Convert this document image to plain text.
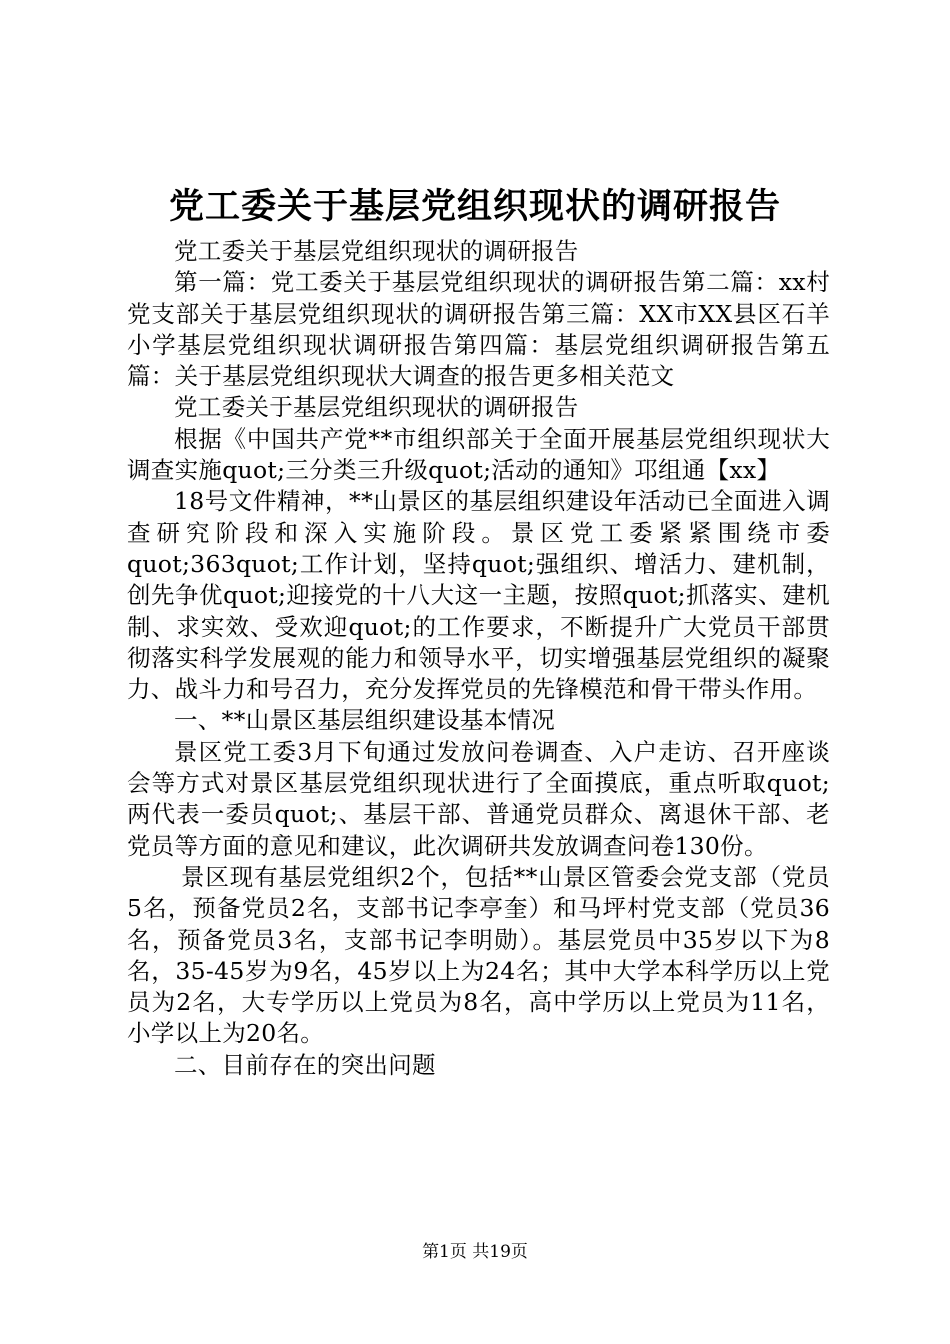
党工委关于基层党组织现状的调研报告

党工委关于基层党组织现状的调研报告

第一篇：党工委关于基层党组织现状的调研报告第二篇：xx村党支部关于基层党组织现状的调研报告第三篇：XX市XX县区石羊小学基层党组织现状调研报告第四篇：基层党组织调研报告第五篇：关于基层党组织现状大调查的报告更多相关范文

党工委关于基层党组织现状的调研报告

根据《中国共产党**市组织部关于全面开展基层党组织现状大调查实施quot;三分类三升级quot;活动的通知》邛组通【xx】

18号文件精神，**山景区的基层组织建设年活动已全面进入调查研究阶段和深入实施阶段。景区党工委紧紧围绕市委quot;363quot;工作计划，坚持quot;强组织、增活力、建机制，创先争优quot;迎接党的十八大这一主题，按照quot;抓落实、建机制、求实效、受欢迎quot;的工作要求，不断提升广大党员干部贯彻落实科学发展观的能力和领导水平，切实增强基层党组织的凝聚力、战斗力和号召力，充分发挥党员的先锋模范和骨干带头作用。

一、**山景区基层组织建设基本情况

景区党工委3月下旬通过发放问卷调查、入户走访、召开座谈会等方式对景区基层党组织现状进行了全面摸底，重点听取quot;两代表一委员quot;、基层干部、普通党员群众、离退休干部、老党员等方面的意见和建议，此次调研共发放调查问卷130份。

景区现有基层党组织2个，包括**山景区管委会党支部（党员5名，预备党员2名，支部书记李亭奎）和马坪村党支部（党员36名，预备党员3名，支部书记李明勋）。基层党员中35岁以下为8名，35-45岁为9名，45岁以上为24名；其中大学本科学历以上党员为2名，大专学历以上党员为8名，高中学历以上党员为11名，小学以上为20名。

二、目前存在的突出问题

第1页 共19页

--- Given exercise ---
Exclude the pictures and transcribe all of the entries exactly.

--- The answer ---
Convert this document image to plain text.
党工委关于基层党组织现状的调研报告

党工委关于基层党组织现状的调研报告

第一篇：党工委关于基层党组织现状的调研报告第二篇：xx村党支部关于基层党组织现状的调研报告第三篇：XX市XX县区石羊小学基层党组织现状调研报告第四篇：基层党组织调研报告第五篇：关于基层党组织现状大调查的报告更多相关范文

党工委关于基层党组织现状的调研报告

根据《中国共产党**市组织部关于全面开展基层党组织现状大调查实施quot;三分类三升级quot;活动的通知》邛组通【xx】

18号文件精神，**山景区的基层组织建设年活动已全面进入调查研究阶段和深入实施阶段。景区党工委紧紧围绕市委quot;363quot;工作计划，坚持quot;强组织、增活力、建机制，创先争优quot;迎接党的十八大这一主题，按照quot;抓落实、建机制、求实效、受欢迎quot;的工作要求，不断提升广大党员干部贯彻落实科学发展观的能力和领导水平，切实增强基层党组织的凝聚力、战斗力和号召力，充分发挥党员的先锋模范和骨干带头作用。

一、**山景区基层组织建设基本情况

景区党工委3月下旬通过发放问卷调查、入户走访、召开座谈会等方式对景区基层党组织现状进行了全面摸底，重点听取quot;两代表一委员quot;、基层干部、普通党员群众、离退休干部、老党员等方面的意见和建议，此次调研共发放调查问卷130份。

景区现有基层党组织2个，包括**山景区管委会党支部（党员5名，预备党员2名，支部书记李亭奎）和马坪村党支部（党员36名，预备党员3名，支部书记李明勋）。基层党员中35岁以下为8名，35-45岁为9名，45岁以上为24名；其中大学本科学历以上党员为2名，大专学历以上党员为8名，高中学历以上党员为11名，小学以上为20名。

二、目前存在的突出问题

第1页 共19页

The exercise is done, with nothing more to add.